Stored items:
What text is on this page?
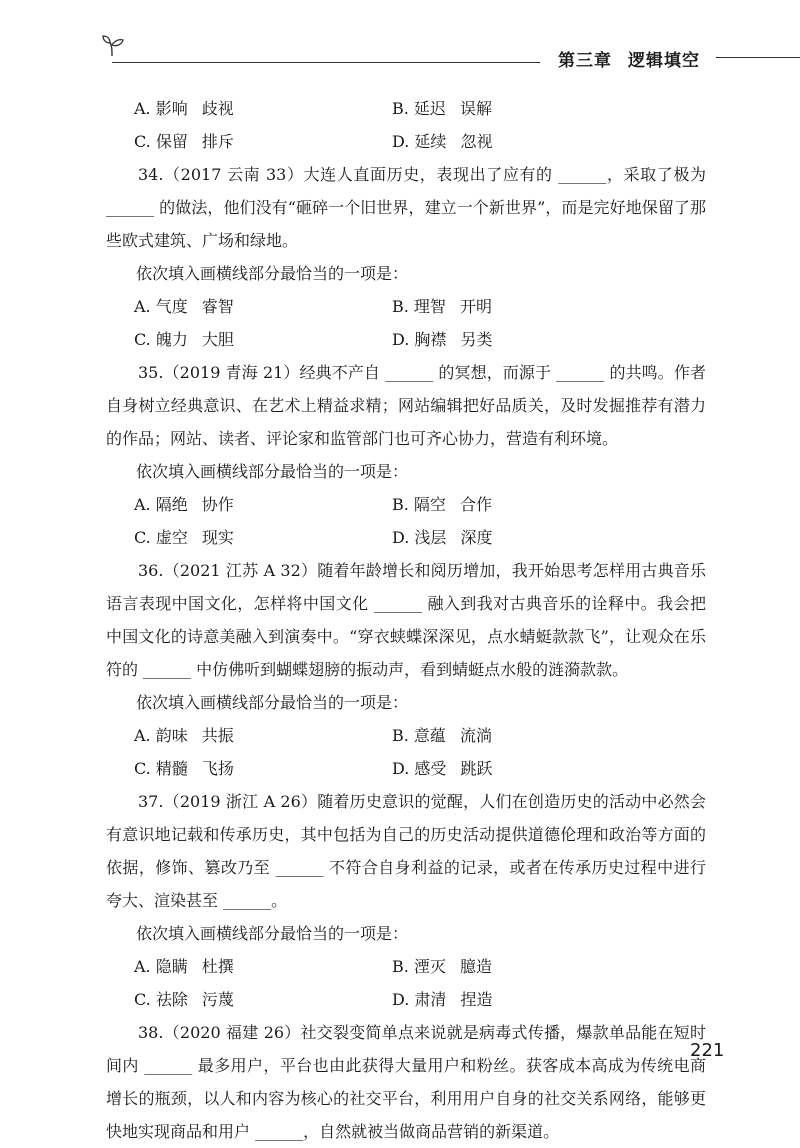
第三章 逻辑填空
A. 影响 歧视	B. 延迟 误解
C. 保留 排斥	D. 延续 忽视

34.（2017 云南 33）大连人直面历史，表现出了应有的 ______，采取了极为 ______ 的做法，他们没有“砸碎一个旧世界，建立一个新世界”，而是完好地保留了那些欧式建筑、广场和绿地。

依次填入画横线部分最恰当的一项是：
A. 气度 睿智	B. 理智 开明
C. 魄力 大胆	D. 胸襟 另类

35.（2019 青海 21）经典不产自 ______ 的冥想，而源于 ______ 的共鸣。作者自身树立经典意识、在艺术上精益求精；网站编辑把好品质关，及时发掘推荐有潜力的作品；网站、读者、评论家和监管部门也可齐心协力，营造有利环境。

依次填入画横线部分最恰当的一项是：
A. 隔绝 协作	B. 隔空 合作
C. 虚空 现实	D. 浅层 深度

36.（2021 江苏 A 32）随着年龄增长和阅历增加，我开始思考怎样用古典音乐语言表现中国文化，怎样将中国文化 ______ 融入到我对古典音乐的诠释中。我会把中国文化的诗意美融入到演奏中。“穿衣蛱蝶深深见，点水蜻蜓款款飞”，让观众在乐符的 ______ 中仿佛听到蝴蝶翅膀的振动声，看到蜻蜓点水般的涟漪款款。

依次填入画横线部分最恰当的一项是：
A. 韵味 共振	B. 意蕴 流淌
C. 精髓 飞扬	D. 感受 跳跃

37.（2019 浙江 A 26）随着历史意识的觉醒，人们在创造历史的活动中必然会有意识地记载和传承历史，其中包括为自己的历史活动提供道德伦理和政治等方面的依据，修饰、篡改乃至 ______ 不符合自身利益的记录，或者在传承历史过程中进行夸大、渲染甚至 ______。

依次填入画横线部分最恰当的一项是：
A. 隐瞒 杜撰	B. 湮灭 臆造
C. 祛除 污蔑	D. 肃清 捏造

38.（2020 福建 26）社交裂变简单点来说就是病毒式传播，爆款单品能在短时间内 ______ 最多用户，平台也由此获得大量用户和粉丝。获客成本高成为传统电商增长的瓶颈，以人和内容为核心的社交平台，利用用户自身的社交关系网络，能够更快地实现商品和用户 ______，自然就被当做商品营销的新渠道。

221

* * *

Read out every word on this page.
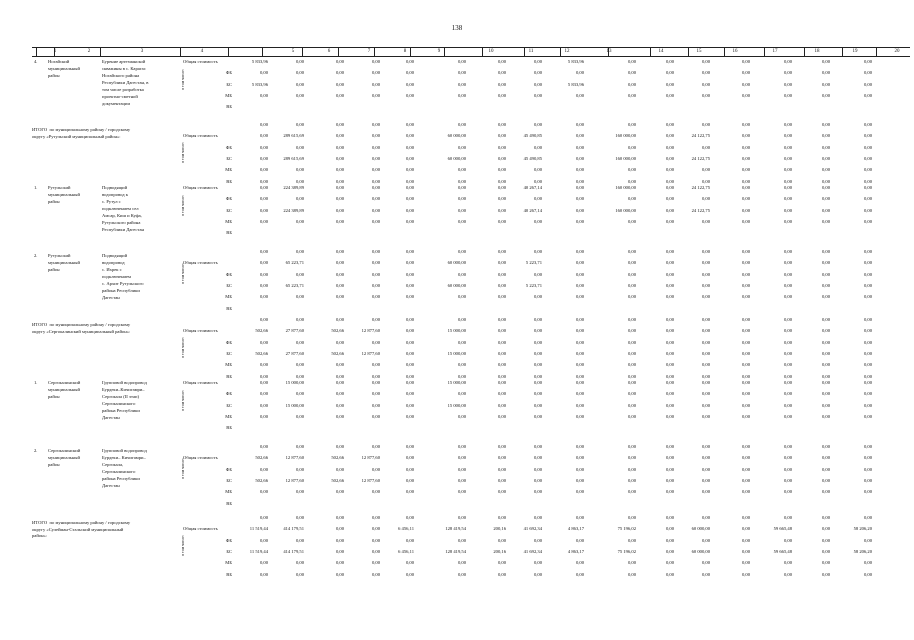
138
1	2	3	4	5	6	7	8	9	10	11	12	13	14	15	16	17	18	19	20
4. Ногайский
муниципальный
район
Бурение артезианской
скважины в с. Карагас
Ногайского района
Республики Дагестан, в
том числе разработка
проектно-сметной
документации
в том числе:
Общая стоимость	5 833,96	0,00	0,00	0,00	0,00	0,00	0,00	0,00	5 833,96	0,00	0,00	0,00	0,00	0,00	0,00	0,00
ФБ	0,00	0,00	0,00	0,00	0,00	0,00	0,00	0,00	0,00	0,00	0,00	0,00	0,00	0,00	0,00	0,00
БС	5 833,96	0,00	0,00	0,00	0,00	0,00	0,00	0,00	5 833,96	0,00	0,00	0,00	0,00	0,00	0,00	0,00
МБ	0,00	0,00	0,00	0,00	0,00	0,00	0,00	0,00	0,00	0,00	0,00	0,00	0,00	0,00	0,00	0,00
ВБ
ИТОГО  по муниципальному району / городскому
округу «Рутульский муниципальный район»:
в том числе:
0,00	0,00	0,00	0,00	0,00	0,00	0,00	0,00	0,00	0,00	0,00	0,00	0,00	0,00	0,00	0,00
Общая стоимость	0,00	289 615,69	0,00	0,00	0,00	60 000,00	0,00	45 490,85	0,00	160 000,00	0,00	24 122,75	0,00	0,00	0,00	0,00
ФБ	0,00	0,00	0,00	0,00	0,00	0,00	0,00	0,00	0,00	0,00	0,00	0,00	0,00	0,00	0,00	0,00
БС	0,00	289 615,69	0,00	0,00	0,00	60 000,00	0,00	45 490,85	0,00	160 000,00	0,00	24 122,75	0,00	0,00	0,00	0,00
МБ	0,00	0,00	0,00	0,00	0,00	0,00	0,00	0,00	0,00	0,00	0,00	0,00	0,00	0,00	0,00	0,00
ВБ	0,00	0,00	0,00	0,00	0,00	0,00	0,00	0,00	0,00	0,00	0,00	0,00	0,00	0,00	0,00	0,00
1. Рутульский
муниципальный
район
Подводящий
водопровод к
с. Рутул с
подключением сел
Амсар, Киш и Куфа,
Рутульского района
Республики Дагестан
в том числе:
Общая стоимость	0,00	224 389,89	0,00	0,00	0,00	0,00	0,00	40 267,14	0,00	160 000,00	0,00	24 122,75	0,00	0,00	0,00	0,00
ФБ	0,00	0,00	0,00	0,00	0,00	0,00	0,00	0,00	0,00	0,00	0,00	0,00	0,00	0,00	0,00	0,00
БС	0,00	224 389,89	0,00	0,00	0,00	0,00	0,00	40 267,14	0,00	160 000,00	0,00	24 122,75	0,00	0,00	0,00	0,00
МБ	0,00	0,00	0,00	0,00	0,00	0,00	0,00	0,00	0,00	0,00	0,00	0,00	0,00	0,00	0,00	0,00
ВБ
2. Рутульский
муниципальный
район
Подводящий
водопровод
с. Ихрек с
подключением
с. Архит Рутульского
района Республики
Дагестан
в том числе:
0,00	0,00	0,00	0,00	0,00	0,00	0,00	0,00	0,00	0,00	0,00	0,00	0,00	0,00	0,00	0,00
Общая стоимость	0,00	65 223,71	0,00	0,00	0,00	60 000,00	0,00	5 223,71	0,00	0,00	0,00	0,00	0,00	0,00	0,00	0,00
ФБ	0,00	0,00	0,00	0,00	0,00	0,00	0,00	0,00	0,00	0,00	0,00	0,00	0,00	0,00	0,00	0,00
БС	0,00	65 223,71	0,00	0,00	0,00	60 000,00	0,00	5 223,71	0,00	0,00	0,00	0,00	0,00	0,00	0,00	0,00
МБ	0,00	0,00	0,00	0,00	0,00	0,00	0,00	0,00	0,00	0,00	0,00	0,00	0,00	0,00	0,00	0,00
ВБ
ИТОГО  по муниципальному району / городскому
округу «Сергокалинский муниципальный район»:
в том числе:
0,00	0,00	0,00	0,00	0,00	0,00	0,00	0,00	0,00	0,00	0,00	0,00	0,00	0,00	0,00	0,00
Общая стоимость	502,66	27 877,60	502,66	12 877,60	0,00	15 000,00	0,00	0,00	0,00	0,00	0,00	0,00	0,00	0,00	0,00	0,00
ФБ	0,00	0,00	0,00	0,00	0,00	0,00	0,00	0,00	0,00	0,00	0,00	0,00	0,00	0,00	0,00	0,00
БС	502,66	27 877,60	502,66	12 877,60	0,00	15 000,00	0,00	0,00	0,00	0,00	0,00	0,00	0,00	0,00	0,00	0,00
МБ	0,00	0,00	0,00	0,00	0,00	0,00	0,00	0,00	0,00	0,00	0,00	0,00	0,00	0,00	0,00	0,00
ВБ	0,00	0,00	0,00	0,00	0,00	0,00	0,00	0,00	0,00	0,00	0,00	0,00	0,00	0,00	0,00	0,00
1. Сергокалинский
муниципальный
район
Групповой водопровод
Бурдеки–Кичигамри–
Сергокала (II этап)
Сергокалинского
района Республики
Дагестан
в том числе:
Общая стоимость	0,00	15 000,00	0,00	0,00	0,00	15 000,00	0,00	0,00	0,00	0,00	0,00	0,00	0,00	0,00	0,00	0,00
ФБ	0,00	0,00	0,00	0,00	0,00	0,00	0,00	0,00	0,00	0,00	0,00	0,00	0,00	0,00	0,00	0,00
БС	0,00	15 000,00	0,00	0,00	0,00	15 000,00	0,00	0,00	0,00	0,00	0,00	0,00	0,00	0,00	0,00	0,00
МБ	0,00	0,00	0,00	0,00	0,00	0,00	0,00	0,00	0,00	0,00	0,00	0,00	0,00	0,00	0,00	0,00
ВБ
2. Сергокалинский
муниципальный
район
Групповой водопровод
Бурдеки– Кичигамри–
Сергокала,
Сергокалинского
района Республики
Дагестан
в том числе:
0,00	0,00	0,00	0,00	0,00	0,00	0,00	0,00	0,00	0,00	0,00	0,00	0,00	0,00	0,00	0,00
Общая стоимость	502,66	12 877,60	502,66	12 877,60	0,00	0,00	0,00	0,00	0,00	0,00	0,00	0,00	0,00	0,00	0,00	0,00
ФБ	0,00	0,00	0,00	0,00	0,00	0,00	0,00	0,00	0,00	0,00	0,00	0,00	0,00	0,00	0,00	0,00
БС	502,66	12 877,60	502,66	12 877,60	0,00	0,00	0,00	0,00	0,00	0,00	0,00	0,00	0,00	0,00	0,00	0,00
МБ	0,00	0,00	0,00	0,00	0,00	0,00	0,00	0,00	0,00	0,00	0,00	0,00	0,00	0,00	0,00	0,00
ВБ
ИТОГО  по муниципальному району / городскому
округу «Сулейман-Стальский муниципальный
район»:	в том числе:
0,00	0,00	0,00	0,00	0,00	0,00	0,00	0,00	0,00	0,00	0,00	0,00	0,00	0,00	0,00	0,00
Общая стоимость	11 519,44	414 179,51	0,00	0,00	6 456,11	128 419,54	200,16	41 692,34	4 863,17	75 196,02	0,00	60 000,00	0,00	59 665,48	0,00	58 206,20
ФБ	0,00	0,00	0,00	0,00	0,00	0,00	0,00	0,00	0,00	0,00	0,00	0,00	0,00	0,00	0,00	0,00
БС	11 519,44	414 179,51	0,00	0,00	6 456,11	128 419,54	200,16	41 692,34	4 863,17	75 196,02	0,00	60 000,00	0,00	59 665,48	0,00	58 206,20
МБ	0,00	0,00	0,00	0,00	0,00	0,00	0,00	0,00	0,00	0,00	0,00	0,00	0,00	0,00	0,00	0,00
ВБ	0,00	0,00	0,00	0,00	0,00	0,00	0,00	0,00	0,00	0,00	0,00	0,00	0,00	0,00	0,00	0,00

==

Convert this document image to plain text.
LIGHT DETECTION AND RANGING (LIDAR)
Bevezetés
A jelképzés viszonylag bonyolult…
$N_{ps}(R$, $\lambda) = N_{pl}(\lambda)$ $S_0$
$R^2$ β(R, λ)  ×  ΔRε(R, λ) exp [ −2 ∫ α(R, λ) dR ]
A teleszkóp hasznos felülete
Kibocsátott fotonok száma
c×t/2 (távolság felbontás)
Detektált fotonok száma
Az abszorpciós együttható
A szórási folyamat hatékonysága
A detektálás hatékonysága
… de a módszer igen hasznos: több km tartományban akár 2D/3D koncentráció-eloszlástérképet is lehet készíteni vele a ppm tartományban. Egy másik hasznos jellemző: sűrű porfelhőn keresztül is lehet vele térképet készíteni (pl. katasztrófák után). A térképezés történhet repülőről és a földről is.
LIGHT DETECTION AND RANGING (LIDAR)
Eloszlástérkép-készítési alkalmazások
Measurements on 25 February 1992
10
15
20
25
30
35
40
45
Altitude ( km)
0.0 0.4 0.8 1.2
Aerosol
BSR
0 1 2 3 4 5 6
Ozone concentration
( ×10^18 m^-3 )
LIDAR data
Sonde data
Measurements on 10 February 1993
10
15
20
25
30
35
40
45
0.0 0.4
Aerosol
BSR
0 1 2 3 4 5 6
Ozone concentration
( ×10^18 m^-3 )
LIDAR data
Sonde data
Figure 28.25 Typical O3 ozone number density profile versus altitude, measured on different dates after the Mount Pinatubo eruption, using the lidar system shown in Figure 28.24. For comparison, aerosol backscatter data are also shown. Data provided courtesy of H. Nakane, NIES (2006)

Short problem
Copy each line above where the string "text" occurs.

Response
What text is on this page?
Convert this document image to plain text.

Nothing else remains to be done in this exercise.